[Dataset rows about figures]

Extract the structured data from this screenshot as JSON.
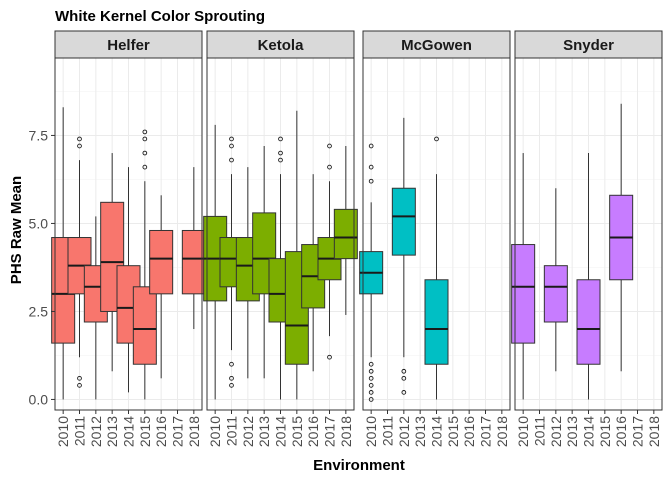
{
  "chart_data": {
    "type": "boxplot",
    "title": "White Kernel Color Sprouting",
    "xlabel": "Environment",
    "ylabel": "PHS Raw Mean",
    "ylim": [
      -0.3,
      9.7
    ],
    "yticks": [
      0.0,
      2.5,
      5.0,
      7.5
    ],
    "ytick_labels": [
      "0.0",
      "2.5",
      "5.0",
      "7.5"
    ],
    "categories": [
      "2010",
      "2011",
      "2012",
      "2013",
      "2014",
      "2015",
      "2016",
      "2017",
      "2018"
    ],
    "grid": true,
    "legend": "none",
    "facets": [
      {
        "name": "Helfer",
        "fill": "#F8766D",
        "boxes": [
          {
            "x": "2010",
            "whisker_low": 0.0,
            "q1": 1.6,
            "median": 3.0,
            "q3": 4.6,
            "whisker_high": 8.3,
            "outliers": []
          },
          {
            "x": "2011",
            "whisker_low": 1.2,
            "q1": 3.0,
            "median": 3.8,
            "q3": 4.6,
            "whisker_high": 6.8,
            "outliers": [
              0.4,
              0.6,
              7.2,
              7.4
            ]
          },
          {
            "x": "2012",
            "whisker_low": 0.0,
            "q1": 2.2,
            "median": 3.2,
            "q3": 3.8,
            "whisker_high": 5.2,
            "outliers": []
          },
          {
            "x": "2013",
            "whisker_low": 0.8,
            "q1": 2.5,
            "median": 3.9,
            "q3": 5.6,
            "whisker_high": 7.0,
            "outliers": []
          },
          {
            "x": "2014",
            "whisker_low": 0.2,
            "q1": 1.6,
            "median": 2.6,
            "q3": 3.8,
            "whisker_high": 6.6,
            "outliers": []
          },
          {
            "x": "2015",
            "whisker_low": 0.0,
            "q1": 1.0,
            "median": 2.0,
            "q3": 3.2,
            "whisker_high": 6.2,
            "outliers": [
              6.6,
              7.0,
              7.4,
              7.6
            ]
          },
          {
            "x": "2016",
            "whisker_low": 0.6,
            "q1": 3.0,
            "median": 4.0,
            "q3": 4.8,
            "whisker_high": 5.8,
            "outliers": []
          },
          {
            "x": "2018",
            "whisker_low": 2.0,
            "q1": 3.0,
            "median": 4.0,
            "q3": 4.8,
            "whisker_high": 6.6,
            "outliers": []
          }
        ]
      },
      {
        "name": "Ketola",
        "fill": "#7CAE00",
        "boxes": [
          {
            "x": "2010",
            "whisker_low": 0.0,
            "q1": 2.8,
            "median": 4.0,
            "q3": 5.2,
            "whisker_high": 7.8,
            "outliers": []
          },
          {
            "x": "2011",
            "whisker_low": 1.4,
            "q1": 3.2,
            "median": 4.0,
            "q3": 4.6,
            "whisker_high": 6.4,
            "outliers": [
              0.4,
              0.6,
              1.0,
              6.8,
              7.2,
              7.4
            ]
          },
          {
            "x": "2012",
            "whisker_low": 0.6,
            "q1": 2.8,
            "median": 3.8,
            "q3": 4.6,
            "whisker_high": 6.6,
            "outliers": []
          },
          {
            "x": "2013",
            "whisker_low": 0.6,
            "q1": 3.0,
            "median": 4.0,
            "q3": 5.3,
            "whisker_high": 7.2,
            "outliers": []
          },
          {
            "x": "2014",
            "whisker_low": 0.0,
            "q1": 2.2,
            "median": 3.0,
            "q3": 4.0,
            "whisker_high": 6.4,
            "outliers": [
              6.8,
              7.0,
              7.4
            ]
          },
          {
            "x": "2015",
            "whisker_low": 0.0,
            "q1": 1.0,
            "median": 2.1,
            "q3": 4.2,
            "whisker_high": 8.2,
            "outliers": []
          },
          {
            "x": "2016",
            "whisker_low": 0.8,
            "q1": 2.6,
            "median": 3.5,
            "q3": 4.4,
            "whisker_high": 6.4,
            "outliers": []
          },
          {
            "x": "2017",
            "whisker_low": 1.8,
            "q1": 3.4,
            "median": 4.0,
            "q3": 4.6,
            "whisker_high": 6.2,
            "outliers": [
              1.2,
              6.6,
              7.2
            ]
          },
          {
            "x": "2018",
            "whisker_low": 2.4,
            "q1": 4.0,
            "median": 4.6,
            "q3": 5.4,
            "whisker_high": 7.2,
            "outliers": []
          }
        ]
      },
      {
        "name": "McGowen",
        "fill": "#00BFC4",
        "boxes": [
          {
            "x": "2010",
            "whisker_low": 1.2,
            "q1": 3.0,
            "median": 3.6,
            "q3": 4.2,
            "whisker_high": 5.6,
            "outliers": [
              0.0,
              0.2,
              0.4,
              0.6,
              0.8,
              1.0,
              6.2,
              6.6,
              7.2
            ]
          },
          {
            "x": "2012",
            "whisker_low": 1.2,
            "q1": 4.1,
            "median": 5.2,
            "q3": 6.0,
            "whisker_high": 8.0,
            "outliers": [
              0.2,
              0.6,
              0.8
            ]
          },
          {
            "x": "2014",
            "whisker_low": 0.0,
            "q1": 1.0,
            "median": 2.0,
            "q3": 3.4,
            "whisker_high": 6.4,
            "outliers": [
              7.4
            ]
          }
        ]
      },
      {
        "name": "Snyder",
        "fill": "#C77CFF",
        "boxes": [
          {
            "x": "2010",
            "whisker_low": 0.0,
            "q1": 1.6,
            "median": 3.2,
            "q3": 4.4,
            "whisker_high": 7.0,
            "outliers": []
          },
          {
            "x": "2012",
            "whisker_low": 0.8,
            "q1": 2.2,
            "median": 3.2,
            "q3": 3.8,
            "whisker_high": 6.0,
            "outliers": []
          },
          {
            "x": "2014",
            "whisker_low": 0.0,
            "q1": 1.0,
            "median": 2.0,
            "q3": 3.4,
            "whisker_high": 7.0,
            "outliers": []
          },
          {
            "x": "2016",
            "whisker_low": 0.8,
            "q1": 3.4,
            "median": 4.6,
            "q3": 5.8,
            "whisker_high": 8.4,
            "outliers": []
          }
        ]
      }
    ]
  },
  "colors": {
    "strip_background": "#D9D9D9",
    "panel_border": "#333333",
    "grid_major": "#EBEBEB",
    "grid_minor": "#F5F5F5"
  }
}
---
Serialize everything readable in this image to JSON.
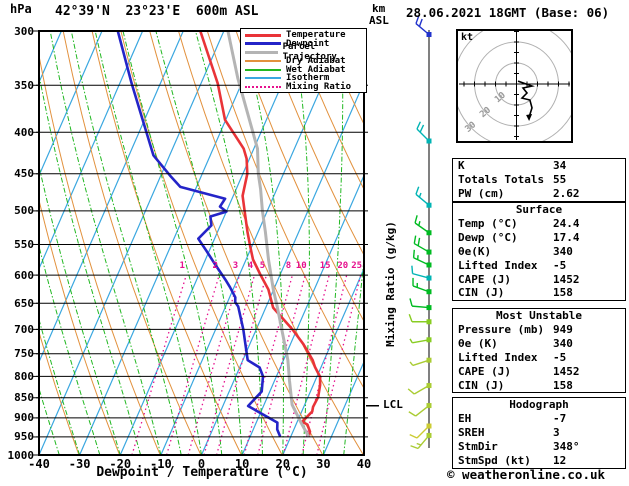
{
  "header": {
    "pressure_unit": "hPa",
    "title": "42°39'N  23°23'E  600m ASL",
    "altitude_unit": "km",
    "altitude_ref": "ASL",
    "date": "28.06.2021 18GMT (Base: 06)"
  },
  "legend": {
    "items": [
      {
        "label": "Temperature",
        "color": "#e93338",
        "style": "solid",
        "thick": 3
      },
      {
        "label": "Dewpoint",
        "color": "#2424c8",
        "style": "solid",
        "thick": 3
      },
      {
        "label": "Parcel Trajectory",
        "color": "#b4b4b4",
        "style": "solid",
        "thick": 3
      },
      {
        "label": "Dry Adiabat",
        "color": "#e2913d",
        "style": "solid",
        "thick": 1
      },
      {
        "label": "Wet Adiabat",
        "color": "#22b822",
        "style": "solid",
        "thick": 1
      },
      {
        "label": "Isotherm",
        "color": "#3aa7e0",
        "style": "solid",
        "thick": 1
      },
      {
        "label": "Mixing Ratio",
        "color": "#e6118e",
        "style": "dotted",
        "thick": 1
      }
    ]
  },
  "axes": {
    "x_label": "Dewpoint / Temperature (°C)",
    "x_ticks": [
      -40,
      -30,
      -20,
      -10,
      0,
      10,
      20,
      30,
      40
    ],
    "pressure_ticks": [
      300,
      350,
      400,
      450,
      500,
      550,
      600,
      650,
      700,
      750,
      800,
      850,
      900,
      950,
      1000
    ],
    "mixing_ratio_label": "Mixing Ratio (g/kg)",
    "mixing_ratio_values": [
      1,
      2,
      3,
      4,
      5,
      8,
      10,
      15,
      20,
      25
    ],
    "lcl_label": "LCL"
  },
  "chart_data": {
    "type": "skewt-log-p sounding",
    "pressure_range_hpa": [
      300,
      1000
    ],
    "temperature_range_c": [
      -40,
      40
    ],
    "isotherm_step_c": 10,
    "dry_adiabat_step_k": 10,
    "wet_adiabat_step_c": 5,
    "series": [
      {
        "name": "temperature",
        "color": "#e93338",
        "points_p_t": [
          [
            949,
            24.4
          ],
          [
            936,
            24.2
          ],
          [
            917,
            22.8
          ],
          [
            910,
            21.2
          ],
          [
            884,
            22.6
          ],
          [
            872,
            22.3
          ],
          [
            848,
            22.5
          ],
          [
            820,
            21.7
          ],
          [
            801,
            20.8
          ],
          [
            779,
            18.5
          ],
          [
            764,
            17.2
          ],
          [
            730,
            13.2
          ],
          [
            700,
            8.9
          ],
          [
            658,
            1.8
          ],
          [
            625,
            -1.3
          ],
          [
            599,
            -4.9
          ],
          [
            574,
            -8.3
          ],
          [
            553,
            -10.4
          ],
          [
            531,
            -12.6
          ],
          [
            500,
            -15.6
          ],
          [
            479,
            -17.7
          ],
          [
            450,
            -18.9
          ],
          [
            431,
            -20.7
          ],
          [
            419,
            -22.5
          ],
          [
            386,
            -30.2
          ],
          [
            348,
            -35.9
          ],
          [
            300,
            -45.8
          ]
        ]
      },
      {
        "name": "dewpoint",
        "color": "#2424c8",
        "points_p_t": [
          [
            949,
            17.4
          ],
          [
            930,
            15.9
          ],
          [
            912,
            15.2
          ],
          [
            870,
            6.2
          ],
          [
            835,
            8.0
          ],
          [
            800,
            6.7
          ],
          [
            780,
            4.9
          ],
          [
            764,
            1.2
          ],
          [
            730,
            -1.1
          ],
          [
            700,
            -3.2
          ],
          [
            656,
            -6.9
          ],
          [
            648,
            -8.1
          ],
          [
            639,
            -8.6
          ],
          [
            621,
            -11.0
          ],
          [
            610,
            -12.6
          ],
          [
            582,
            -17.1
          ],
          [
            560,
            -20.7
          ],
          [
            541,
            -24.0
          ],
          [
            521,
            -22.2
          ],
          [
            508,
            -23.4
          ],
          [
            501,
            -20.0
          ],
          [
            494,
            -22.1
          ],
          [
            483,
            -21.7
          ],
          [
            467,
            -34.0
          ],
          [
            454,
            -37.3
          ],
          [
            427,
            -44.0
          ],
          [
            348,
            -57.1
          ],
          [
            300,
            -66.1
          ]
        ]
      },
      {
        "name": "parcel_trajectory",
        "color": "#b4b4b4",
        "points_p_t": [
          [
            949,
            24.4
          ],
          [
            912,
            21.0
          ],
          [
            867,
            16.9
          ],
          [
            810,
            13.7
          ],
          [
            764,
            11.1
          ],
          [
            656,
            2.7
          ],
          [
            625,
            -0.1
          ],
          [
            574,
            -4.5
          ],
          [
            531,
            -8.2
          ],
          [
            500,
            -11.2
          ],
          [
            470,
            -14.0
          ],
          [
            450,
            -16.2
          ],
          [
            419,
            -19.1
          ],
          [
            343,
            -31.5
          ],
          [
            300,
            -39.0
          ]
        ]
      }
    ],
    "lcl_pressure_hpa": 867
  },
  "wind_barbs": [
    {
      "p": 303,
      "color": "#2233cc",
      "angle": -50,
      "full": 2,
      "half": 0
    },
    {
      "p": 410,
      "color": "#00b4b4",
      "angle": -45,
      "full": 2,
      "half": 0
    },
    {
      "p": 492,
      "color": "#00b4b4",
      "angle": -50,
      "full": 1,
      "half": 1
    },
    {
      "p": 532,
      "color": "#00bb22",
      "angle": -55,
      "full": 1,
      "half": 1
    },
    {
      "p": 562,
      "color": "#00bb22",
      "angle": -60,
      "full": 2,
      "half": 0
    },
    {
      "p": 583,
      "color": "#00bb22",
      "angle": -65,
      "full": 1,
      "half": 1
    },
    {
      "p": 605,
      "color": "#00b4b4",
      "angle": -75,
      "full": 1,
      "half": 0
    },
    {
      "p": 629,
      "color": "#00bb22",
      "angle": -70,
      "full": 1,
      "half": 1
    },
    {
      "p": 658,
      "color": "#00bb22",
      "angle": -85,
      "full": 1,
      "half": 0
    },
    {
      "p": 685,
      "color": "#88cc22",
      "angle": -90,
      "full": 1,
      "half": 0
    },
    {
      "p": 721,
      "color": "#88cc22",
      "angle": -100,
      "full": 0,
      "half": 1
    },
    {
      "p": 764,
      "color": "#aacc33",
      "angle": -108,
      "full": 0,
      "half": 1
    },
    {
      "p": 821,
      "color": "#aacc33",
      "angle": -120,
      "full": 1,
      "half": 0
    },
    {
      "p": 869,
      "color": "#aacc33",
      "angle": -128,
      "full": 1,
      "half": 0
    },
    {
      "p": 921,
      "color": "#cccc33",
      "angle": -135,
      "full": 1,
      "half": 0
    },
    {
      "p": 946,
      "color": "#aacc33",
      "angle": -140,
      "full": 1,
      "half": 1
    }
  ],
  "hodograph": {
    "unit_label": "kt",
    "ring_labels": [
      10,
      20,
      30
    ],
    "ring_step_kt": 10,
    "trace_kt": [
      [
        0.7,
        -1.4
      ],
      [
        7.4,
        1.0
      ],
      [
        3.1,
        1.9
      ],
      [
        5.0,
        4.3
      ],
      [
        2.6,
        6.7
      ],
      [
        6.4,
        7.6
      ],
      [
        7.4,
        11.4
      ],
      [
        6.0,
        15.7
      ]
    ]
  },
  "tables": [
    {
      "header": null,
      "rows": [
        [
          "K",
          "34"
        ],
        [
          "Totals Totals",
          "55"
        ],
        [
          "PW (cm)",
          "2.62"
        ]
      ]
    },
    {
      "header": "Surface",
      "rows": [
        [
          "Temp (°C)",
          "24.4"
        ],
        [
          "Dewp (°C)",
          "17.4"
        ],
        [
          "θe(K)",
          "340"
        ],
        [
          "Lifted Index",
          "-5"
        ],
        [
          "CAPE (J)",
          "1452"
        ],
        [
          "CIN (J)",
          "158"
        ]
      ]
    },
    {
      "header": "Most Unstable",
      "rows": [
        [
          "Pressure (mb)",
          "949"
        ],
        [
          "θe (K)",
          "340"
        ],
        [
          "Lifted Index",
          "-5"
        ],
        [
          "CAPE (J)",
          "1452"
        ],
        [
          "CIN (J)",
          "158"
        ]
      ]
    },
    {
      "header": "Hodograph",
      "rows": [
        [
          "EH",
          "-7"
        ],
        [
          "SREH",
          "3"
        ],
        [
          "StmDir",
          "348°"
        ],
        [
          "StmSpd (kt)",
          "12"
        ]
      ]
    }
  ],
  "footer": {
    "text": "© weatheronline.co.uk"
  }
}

# Your instructions:
Count the lines above that contain the word "this". Give only the number.

# Exercise solution:
2